Restate all the material verbatim, except for the pictures.

### Data for this task
%%

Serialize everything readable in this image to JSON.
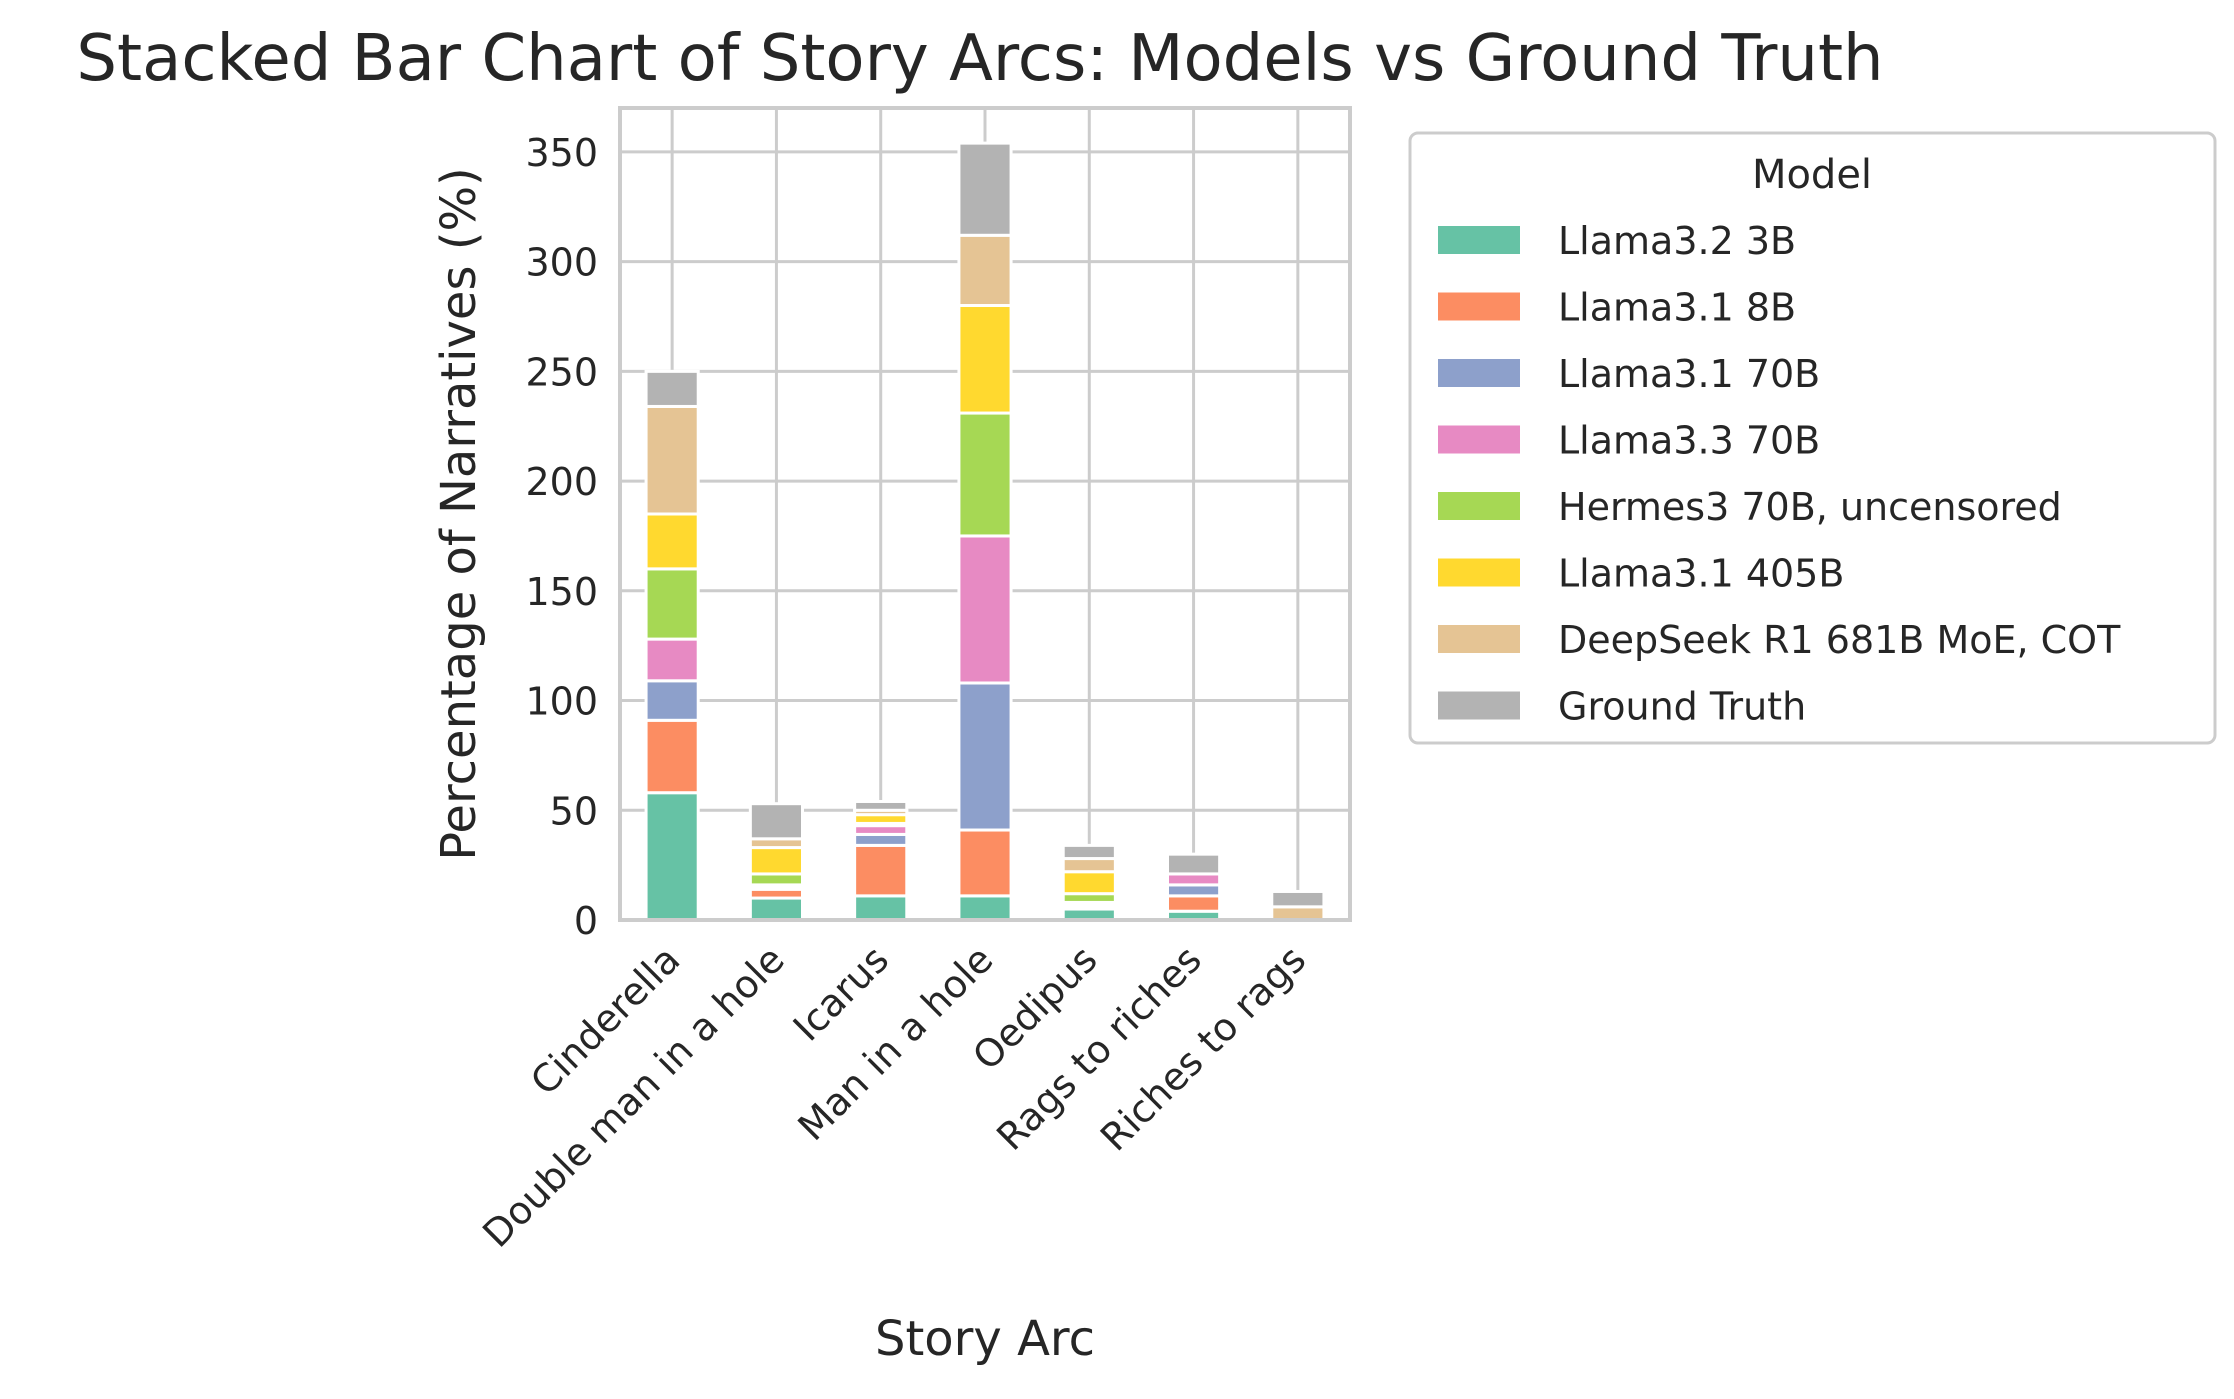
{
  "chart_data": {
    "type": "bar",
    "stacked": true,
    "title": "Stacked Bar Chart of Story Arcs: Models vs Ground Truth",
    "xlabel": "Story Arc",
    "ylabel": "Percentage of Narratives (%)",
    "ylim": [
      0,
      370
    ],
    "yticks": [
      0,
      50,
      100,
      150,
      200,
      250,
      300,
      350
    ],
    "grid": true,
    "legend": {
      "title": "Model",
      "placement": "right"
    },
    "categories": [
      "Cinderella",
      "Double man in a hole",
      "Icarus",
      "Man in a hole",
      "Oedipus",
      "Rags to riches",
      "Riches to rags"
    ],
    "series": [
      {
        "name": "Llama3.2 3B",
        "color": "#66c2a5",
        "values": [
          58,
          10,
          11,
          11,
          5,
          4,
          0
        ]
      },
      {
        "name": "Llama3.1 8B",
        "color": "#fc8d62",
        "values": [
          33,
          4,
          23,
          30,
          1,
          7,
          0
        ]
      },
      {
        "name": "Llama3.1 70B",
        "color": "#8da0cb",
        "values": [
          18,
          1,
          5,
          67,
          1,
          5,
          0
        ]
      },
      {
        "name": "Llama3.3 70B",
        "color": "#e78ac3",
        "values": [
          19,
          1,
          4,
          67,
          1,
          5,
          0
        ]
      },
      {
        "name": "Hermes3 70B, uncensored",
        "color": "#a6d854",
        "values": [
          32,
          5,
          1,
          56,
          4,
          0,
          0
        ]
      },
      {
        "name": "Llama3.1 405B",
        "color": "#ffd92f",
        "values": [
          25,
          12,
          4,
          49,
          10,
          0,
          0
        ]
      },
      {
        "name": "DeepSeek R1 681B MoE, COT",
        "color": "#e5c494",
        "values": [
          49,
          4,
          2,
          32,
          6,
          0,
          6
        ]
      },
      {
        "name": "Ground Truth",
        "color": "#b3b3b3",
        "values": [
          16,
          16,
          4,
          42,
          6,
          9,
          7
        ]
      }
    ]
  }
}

%%

### Written reply
Serialize everything readable in this image to JSON.
{
  "chart_data": {
    "type": "bar",
    "stacked": true,
    "title": "Stacked Bar Chart of Story Arcs: Models vs Ground Truth",
    "xlabel": "Story Arc",
    "ylabel": "Percentage of Narratives (%)",
    "ylim": [
      0,
      370
    ],
    "yticks": [
      0,
      50,
      100,
      150,
      200,
      250,
      300,
      350
    ],
    "grid": true,
    "legend": {
      "title": "Model",
      "placement": "right"
    },
    "categories": [
      "Cinderella",
      "Double man in a hole",
      "Icarus",
      "Man in a hole",
      "Oedipus",
      "Rags to riches",
      "Riches to rags"
    ],
    "series": [
      {
        "name": "Llama3.2 3B",
        "color": "#66c2a5",
        "values": [
          58,
          10,
          11,
          11,
          5,
          4,
          0
        ]
      },
      {
        "name": "Llama3.1 8B",
        "color": "#fc8d62",
        "values": [
          33,
          4,
          23,
          30,
          1,
          7,
          0
        ]
      },
      {
        "name": "Llama3.1 70B",
        "color": "#8da0cb",
        "values": [
          18,
          1,
          5,
          67,
          1,
          5,
          0
        ]
      },
      {
        "name": "Llama3.3 70B",
        "color": "#e78ac3",
        "values": [
          19,
          1,
          4,
          67,
          1,
          5,
          0
        ]
      },
      {
        "name": "Hermes3 70B, uncensored",
        "color": "#a6d854",
        "values": [
          32,
          5,
          1,
          56,
          4,
          0,
          0
        ]
      },
      {
        "name": "Llama3.1 405B",
        "color": "#ffd92f",
        "values": [
          25,
          12,
          4,
          49,
          10,
          0,
          0
        ]
      },
      {
        "name": "DeepSeek R1 681B MoE, COT",
        "color": "#e5c494",
        "values": [
          49,
          4,
          2,
          32,
          6,
          0,
          6
        ]
      },
      {
        "name": "Ground Truth",
        "color": "#b3b3b3",
        "values": [
          16,
          16,
          4,
          42,
          6,
          9,
          7
        ]
      }
    ]
  }
}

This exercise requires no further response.